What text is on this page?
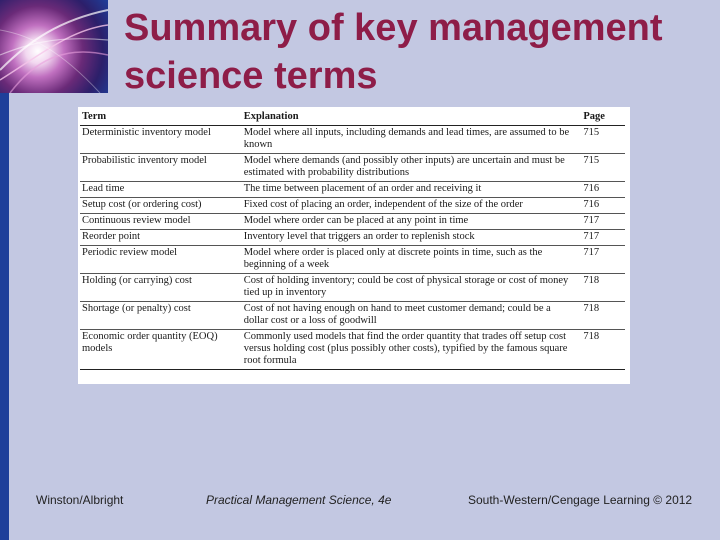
Summary of key management science terms
Term	Explanation	Page
Deterministic inventory model	Model where all inputs, including demands and lead times, are assumed to be known	715
Probabilistic inventory model	Model where demands (and possibly other inputs) are uncertain and must be estimated with probability distributions	715
Lead time	The time between placement of an order and receiving it	716
Setup cost (or ordering cost)	Fixed cost of placing an order, independent of the size of the order	716
Continuous review model	Model where order can be placed at any point in time	717
Reorder point	Inventory level that triggers an order to replenish stock	717
Periodic review model	Model where order is placed only at discrete points in time, such as the beginning of a week	717
Holding (or carrying) cost	Cost of holding inventory; could be cost of physical storage or cost of money tied up in inventory	718
Shortage (or penalty) cost	Cost of not having enough on hand to meet customer demand; could be a dollar cost or a loss of goodwill	718
Economic order quantity (EOQ) models	Commonly used models that find the order quantity that trades off setup cost versus holding cost (plus possibly other costs), typified by the famous square root formula	718
Winston/Albright	Practical Management Science, 4e	South-Western/Cengage Learning © 2012
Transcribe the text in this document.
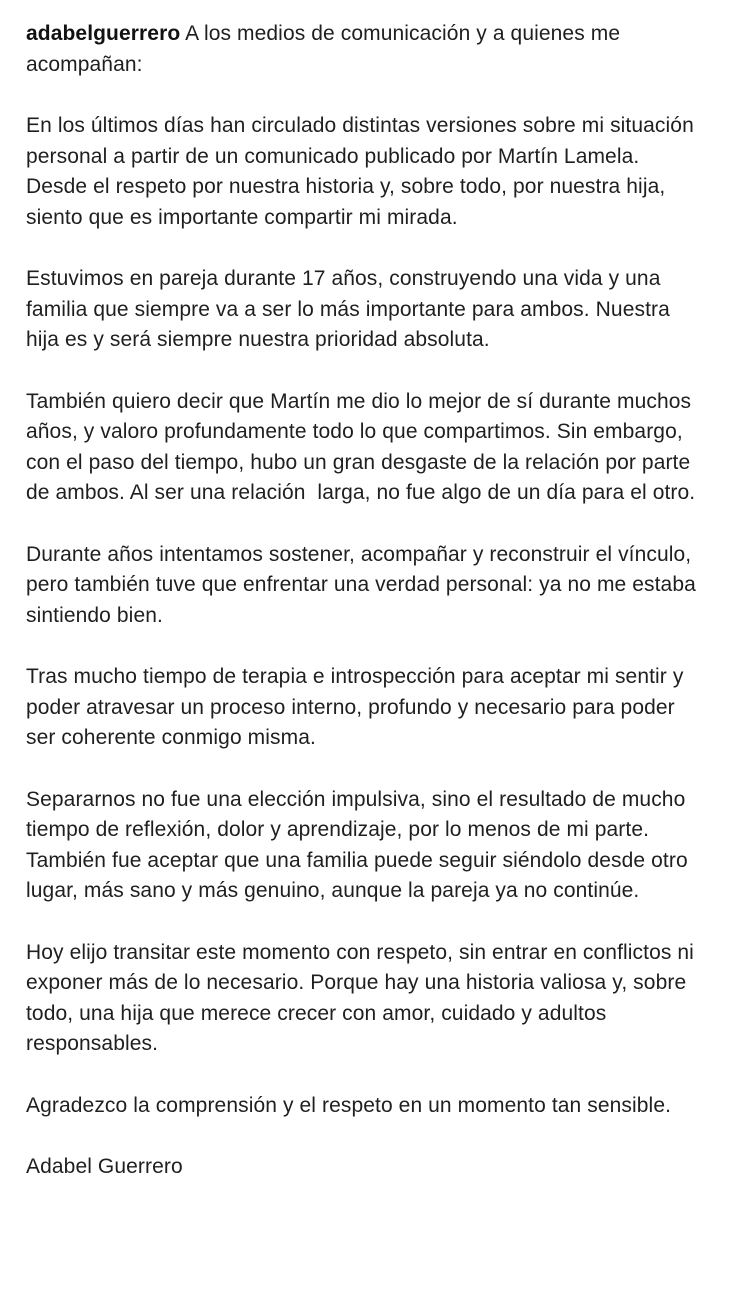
adabelguerrero A los medios de comunicación y a quienes me acompañan:

En los últimos días han circulado distintas versiones sobre mi situación personal a partir de un comunicado publicado por Martín Lamela. Desde el respeto por nuestra historia y, sobre todo, por nuestra hija, siento que es importante compartir mi mirada.

Estuvimos en pareja durante 17 años, construyendo una vida y una familia que siempre va a ser lo más importante para ambos. Nuestra hija es y será siempre nuestra prioridad absoluta.

También quiero decir que Martín me dio lo mejor de sí durante muchos años, y valoro profundamente todo lo que compartimos. Sin embargo, con el paso del tiempo, hubo un gran desgaste de la relación por parte de ambos. Al ser una relación  larga, no fue algo de un día para el otro.

Durante años intentamos sostener, acompañar y reconstruir el vínculo, pero también tuve que enfrentar una verdad personal: ya no me estaba sintiendo bien.

Tras mucho tiempo de terapia e introspección para aceptar mi sentir y poder atravesar un proceso interno, profundo y necesario para poder ser coherente conmigo misma.

Separarnos no fue una elección impulsiva, sino el resultado de mucho tiempo de reflexión, dolor y aprendizaje, por lo menos de mi parte. También fue aceptar que una familia puede seguir siéndolo desde otro lugar, más sano y más genuino, aunque la pareja ya no continúe.

Hoy elijo transitar este momento con respeto, sin entrar en conflictos ni exponer más de lo necesario. Porque hay una historia valiosa y, sobre todo, una hija que merece crecer con amor, cuidado y adultos responsables.

Agradezco la comprensión y el respeto en un momento tan sensible.

Adabel Guerrero
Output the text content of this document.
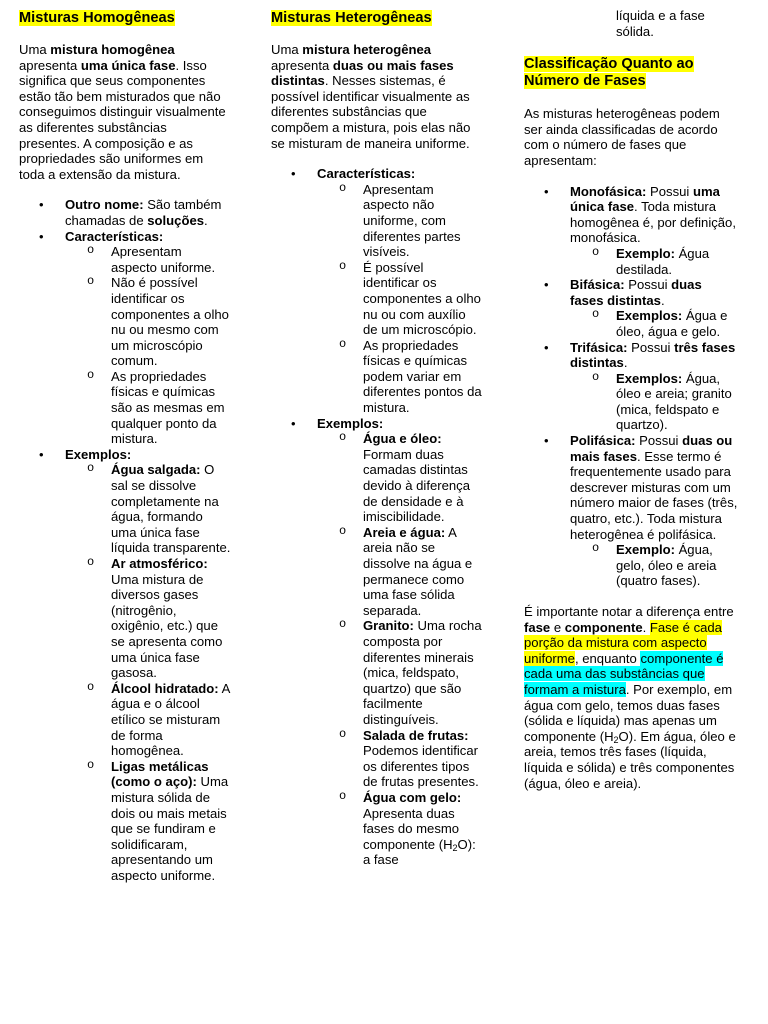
Misturas Homogêneas

Uma mistura homogênea apresenta uma única fase. Isso significa que seus componentes estão tão bem misturados que não conseguimos distinguir visualmente as diferentes substâncias presentes. A composição e as propriedades são uniformes em toda a extensão da mistura.

• Outro nome: São também chamadas de soluções.
• Características:
o Apresentam aspecto uniforme.
o Não é possível identificar os componentes a olho nu ou mesmo com um microscópio comum.
o As propriedades físicas e químicas são as mesmas em qualquer ponto da mistura.
• Exemplos:
o Água salgada: O sal se dissolve completamente na água, formando uma única fase líquida transparente.
o Ar atmosférico: Uma mistura de diversos gases (nitrogênio, oxigênio, etc.) que se apresenta como uma única fase gasosa.
o Álcool hidratado: A água e o álcool etílico se misturam de forma homogênea.
o Ligas metálicas (como o aço): Uma mistura sólida de dois ou mais metais que se fundiram e solidificaram, apresentando um aspecto uniforme.
Misturas Heterogêneas

Uma mistura heterogênea apresenta duas ou mais fases distintas. Nesses sistemas, é possível identificar visualmente as diferentes substâncias que compõem a mistura, pois elas não se misturam de maneira uniforme.

• Características:
o Apresentam aspecto não uniforme, com diferentes partes visíveis.
o É possível identificar os componentes a olho nu ou com auxílio de um microscópio.
o As propriedades físicas e químicas podem variar em diferentes pontos da mistura.
• Exemplos:
o Água e óleo: Formam duas camadas distintas devido à diferença de densidade e à imiscibilidade.
o Areia e água: A areia não se dissolve na água e permanece como uma fase sólida separada.
o Granito: Uma rocha composta por diferentes minerais (mica, feldspato, quartzo) que são facilmente distinguíveis.
o Salada de frutas: Podemos identificar os diferentes tipos de frutas presentes.
o Água com gelo: Apresenta duas fases do mesmo componente $(H_2O)$: a fase

líquida e a fase sólida.

Classificação Quanto ao Número de Fases

As misturas heterogêneas podem ser ainda classificadas de acordo com o número de fases que apresentam:

• Monofásica: Possui uma única fase. Toda mistura homogênea é, por definição, monofásica.
o Exemplo: Água destilada.
• Bifásica: Possui duas fases distintas.
o Exemplos: Água e óleo, água e gelo.
• Trifásica: Possui três fases distintas.
o Exemplos: Água, óleo e areia; granito (mica, feldspato e quartzo).
• Polifásica: Possui duas ou mais fases. Esse termo é frequentemente usado para descrever misturas com um número maior de fases (três, quatro, etc.). Toda mistura heterogênea é polifásica.
o Exemplo: Água, gelo, óleo e areia (quatro fases).

É importante notar a diferença entre fase e componente. Fase é cada porção da mistura com aspecto uniforme, enquanto componente é cada uma das substâncias que formam a mistura. Por exemplo, em água com gelo, temos duas fases (sólida e líquida) mas apenas um componente $(H_2O)$. Em água, óleo e areia, temos três fases (líquida, líquida e sólida) e três componentes (água, óleo e areia).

> _The problem_
Without including the pictures, reproduce all entries exactly.

> _Solution to this task_
What text is on this page?
Summary of key management science terms
Term	Explanation	Page
Deterministic inventory model	Model where all inputs, including demands and lead times, are assumed to be known	715
Probabilistic inventory model	Model where demands (and possibly other inputs) are uncertain and must be estimated with probability distributions	715
Lead time	The time between placement of an order and receiving it	716
Setup cost (or ordering cost)	Fixed cost of placing an order, independent of the size of the order	716
Continuous review model	Model where order can be placed at any point in time	717
Reorder point	Inventory level that triggers an order to replenish stock	717
Periodic review model	Model where order is placed only at discrete points in time, such as the beginning of a week	717
Holding (or carrying) cost	Cost of holding inventory; could be cost of physical storage or cost of money tied up in inventory	718
Shortage (or penalty) cost	Cost of not having enough on hand to meet customer demand; could be a dollar cost or a loss of goodwill	718
Economic order quantity (EOQ) models	Commonly used models that find the order quantity that trades off setup cost versus holding cost (plus possibly other costs), typified by the famous square root formula	718
Winston/Albright	Practical Management Science, 4e	South-Western/Cengage Learning © 2012
Transcribe the text in this document.
adabelguerrero A los medios de comunicación y a quienes me acompañan:

En los últimos días han circulado distintas versiones sobre mi situación personal a partir de un comunicado publicado por Martín Lamela. Desde el respeto por nuestra historia y, sobre todo, por nuestra hija, siento que es importante compartir mi mirada.

Estuvimos en pareja durante 17 años, construyendo una vida y una familia que siempre va a ser lo más importante para ambos. Nuestra hija es y será siempre nuestra prioridad absoluta.

También quiero decir que Martín me dio lo mejor de sí durante muchos años, y valoro profundamente todo lo que compartimos. Sin embargo, con el paso del tiempo, hubo un gran desgaste de la relación por parte de ambos. Al ser una relación  larga, no fue algo de un día para el otro.

Durante años intentamos sostener, acompañar y reconstruir el vínculo, pero también tuve que enfrentar una verdad personal: ya no me estaba sintiendo bien.

Tras mucho tiempo de terapia e introspección para aceptar mi sentir y poder atravesar un proceso interno, profundo y necesario para poder ser coherente conmigo misma.

Separarnos no fue una elección impulsiva, sino el resultado de mucho tiempo de reflexión, dolor y aprendizaje, por lo menos de mi parte. También fue aceptar que una familia puede seguir siéndolo desde otro lugar, más sano y más genuino, aunque la pareja ya no continúe.

Hoy elijo transitar este momento con respeto, sin entrar en conflictos ni exponer más de lo necesario. Porque hay una historia valiosa y, sobre todo, una hija que merece crecer con amor, cuidado y adultos responsables.

Agradezco la comprensión y el respeto en un momento tan sensible.

Adabel Guerrero
Output the text content of this document.
Misturas Homogêneas

Uma mistura homogênea apresenta uma única fase. Isso significa que seus componentes estão tão bem misturados que não conseguimos distinguir visualmente as diferentes substâncias presentes. A composição e as propriedades são uniformes em toda a extensão da mistura.

• Outro nome: São também chamadas de soluções.
• Características:
o Apresentam aspecto uniforme.
o Não é possível identificar os componentes a olho nu ou mesmo com um microscópio comum.
o As propriedades físicas e químicas são as mesmas em qualquer ponto da mistura.
• Exemplos:
o Água salgada: O sal se dissolve completamente na água, formando uma única fase líquida transparente.
o Ar atmosférico: Uma mistura de diversos gases (nitrogênio, oxigênio, etc.) que se apresenta como uma única fase gasosa.
o Álcool hidratado: A água e o álcool etílico se misturam de forma homogênea.
o Ligas metálicas (como o aço): Uma mistura sólida de dois ou mais metais que se fundiram e solidificaram, apresentando um aspecto uniforme.
Misturas Heterogêneas

Uma mistura heterogênea apresenta duas ou mais fases distintas. Nesses sistemas, é possível identificar visualmente as diferentes substâncias que compõem a mistura, pois elas não se misturam de maneira uniforme.

• Características:
o Apresentam aspecto não uniforme, com diferentes partes visíveis.
o É possível identificar os componentes a olho nu ou com auxílio de um microscópio.
o As propriedades físicas e químicas podem variar em diferentes pontos da mistura.
• Exemplos:
o Água e óleo: Formam duas camadas distintas devido à diferença de densidade e à imiscibilidade.
o Areia e água: A areia não se dissolve na água e permanece como uma fase sólida separada.
o Granito: Uma rocha composta por diferentes minerais (mica, feldspato, quartzo) que são facilmente distinguíveis.
o Salada de frutas: Podemos identificar os diferentes tipos de frutas presentes.
o Água com gelo: Apresenta duas fases do mesmo componente $(H_2O)$: a fase

líquida e a fase sólida.

Classificação Quanto ao Número de Fases

As misturas heterogêneas podem ser ainda classificadas de acordo com o número de fases que apresentam:

• Monofásica: Possui uma única fase. Toda mistura homogênea é, por definição, monofásica.
o Exemplo: Água destilada.
• Bifásica: Possui duas fases distintas.
o Exemplos: Água e óleo, água e gelo.
• Trifásica: Possui três fases distintas.
o Exemplos: Água, óleo e areia; granito (mica, feldspato e quartzo).
• Polifásica: Possui duas ou mais fases. Esse termo é frequentemente usado para descrever misturas com um número maior de fases (três, quatro, etc.). Toda mistura heterogênea é polifásica.
o Exemplo: Água, gelo, óleo e areia (quatro fases).

É importante notar a diferença entre fase e componente. Fase é cada porção da mistura com aspecto uniforme, enquanto componente é cada uma das substâncias que formam a mistura. Por exemplo, em água com gelo, temos duas fases (sólida e líquida) mas apenas um componente $(H_2O)$. Em água, óleo e areia, temos três fases (líquida, líquida e sólida) e três componentes (água, óleo e areia).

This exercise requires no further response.